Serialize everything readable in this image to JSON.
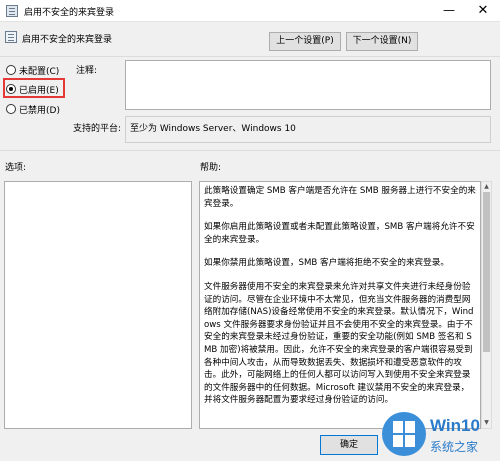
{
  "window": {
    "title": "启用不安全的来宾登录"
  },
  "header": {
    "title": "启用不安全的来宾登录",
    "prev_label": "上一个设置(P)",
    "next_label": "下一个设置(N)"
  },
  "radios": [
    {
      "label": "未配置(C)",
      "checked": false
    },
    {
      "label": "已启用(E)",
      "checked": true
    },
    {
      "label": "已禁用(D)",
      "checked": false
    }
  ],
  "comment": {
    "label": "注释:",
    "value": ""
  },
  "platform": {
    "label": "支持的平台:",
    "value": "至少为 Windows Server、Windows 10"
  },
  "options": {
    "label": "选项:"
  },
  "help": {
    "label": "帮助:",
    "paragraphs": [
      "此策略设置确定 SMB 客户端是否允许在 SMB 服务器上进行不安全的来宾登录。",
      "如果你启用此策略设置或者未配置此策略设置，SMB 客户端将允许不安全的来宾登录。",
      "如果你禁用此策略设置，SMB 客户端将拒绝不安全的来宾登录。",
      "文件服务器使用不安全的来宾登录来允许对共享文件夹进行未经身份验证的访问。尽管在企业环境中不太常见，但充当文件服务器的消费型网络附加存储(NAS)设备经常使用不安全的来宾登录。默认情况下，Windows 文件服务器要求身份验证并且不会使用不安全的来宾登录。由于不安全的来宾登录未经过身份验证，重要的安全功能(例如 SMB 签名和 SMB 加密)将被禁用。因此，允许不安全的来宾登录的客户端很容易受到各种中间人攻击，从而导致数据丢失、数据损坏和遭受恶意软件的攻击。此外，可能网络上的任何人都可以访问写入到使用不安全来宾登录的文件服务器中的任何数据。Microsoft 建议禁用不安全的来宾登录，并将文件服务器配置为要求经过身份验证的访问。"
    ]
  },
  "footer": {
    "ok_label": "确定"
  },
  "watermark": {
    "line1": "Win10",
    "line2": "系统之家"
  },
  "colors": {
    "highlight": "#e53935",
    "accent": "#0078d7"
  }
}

================

**PROBLEM REQUIREMENTS**
Copy out the listing exactly as it stands, but not the pictures.

**OUTPUT BELOW**
Serialize everything readable in this image to JSON.
{
  "window": {
    "title": "启用不安全的来宾登录"
  },
  "header": {
    "title": "启用不安全的来宾登录",
    "prev_label": "上一个设置(P)",
    "next_label": "下一个设置(N)"
  },
  "radios": [
    {
      "label": "未配置(C)",
      "checked": false
    },
    {
      "label": "已启用(E)",
      "checked": true
    },
    {
      "label": "已禁用(D)",
      "checked": false
    }
  ],
  "comment": {
    "label": "注释:",
    "value": ""
  },
  "platform": {
    "label": "支持的平台:",
    "value": "至少为 Windows Server、Windows 10"
  },
  "options": {
    "label": "选项:"
  },
  "help": {
    "label": "帮助:",
    "paragraphs": [
      "此策略设置确定 SMB 客户端是否允许在 SMB 服务器上进行不安全的来宾登录。",
      "如果你启用此策略设置或者未配置此策略设置，SMB 客户端将允许不安全的来宾登录。",
      "如果你禁用此策略设置，SMB 客户端将拒绝不安全的来宾登录。",
      "文件服务器使用不安全的来宾登录来允许对共享文件夹进行未经身份验证的访问。尽管在企业环境中不太常见，但充当文件服务器的消费型网络附加存储(NAS)设备经常使用不安全的来宾登录。默认情况下，Windows 文件服务器要求身份验证并且不会使用不安全的来宾登录。由于不安全的来宾登录未经过身份验证，重要的安全功能(例如 SMB 签名和 SMB 加密)将被禁用。因此，允许不安全的来宾登录的客户端很容易受到各种中间人攻击，从而导致数据丢失、数据损坏和遭受恶意软件的攻击。此外，可能网络上的任何人都可以访问写入到使用不安全来宾登录的文件服务器中的任何数据。Microsoft 建议禁用不安全的来宾登录，并将文件服务器配置为要求经过身份验证的访问。"
    ]
  },
  "footer": {
    "ok_label": "确定"
  },
  "watermark": {
    "line1": "Win10",
    "line2": "系统之家"
  },
  "colors": {
    "highlight": "#e53935",
    "accent": "#0078d7"
  }
}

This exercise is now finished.